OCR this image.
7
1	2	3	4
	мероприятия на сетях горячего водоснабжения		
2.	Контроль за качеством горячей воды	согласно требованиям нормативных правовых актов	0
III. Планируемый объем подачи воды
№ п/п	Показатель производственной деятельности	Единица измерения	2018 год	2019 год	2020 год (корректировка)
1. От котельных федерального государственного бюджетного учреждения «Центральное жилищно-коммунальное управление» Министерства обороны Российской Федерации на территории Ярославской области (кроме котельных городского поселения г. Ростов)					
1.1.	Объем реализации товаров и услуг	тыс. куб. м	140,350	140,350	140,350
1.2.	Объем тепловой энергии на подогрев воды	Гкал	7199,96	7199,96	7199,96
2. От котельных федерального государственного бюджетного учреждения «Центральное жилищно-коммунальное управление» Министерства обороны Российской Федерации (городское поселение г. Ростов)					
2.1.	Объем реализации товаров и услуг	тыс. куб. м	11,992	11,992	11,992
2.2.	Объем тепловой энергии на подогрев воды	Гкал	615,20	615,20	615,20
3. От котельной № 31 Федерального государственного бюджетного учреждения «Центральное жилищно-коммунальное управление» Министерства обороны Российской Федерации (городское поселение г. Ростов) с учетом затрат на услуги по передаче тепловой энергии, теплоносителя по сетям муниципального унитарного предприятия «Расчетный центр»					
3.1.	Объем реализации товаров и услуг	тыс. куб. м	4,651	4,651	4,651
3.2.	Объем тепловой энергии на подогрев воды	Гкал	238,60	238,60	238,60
#####
◆ EXERCISE AIM: Check each line above for the word "коммунальное" and copy the ones that have it.

◆ RESPONSE TO THE TASK:
1. От котельных федерального государственного бюджетного учреждения «Центральное жилищно-коммунальное управление» Министерства обороны Российской Федерации на территории Ярославской области (кроме котельных городского поселения г. Ростов)					
2. От котельных федерального государственного бюджетного учреждения «Центральное жилищно-коммунальное управление» Министерства обороны Российской Федерации (городское поселение г. Ростов)					
3. От котельной № 31 Федерального государственного бюджетного учреждения «Центральное жилищно-коммунальное управление» Министерства обороны Российской Федерации (городское поселение г. Ростов) с учетом затрат на услуги по передаче тепловой энергии, теплоносителя по сетям муниципального унитарного предприятия «Расчетный центр»					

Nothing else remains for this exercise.